Data records:

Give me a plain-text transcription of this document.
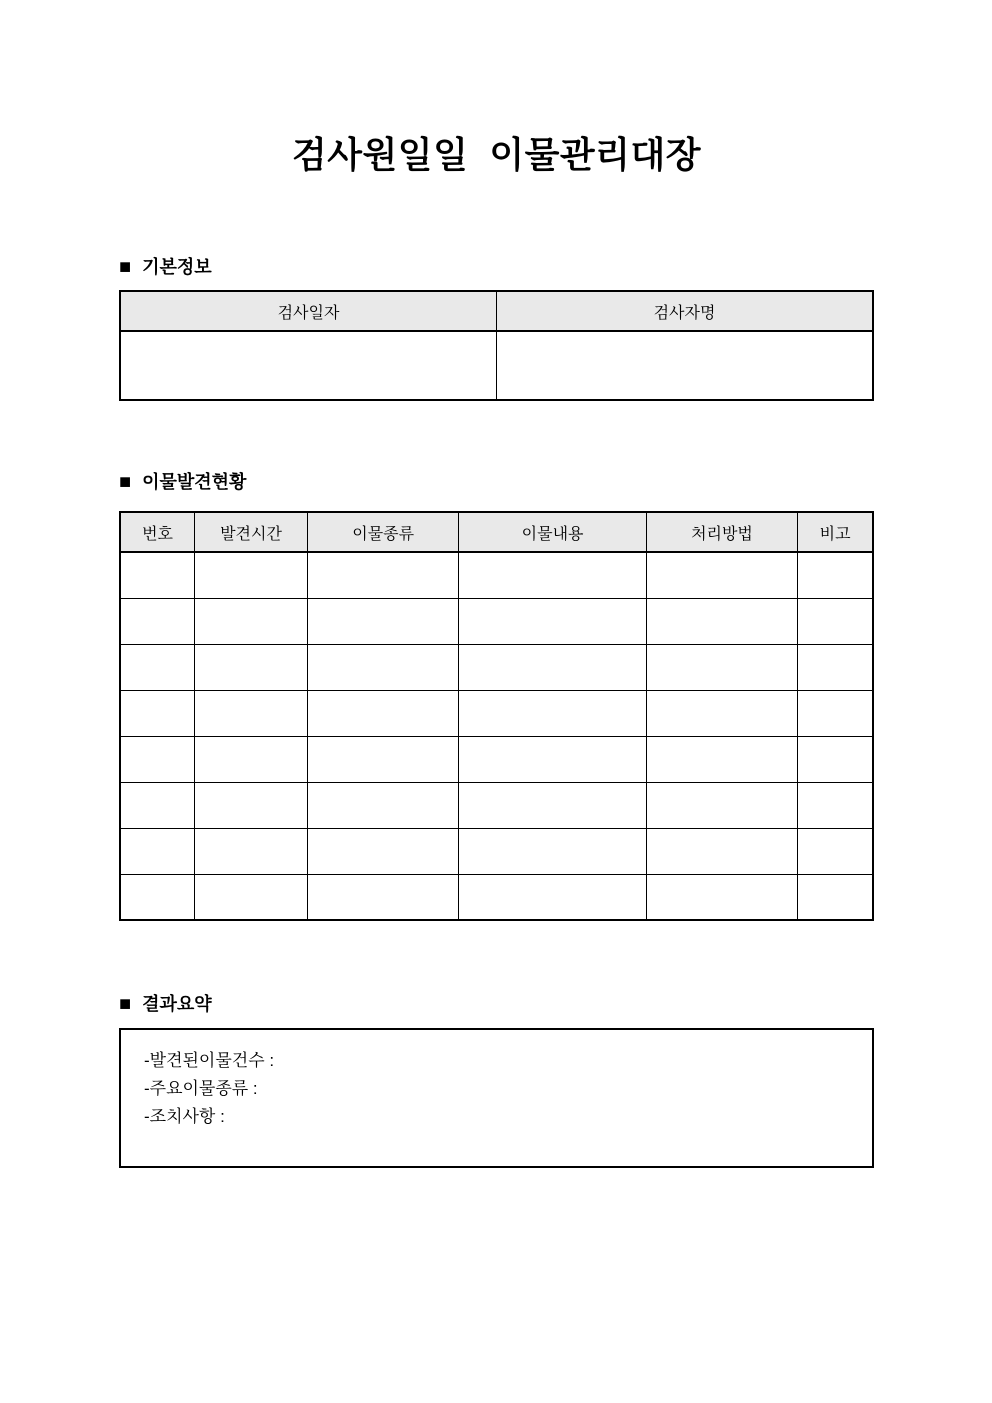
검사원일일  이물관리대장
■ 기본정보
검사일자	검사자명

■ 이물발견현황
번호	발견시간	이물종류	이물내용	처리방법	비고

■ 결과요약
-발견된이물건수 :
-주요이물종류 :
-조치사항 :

OBJECTIVE: Copy the records above exactly, leaving out every picture.

TASK RESULT:
Give me a plain-text transcription of this document.
검사원일일  이물관리대장
■ 기본정보
검사일자	검사자명

■ 이물발견현황
번호	발견시간	이물종류	이물내용	처리방법	비고

■ 결과요약
-발견된이물건수 :
-주요이물종류 :
-조치사항 :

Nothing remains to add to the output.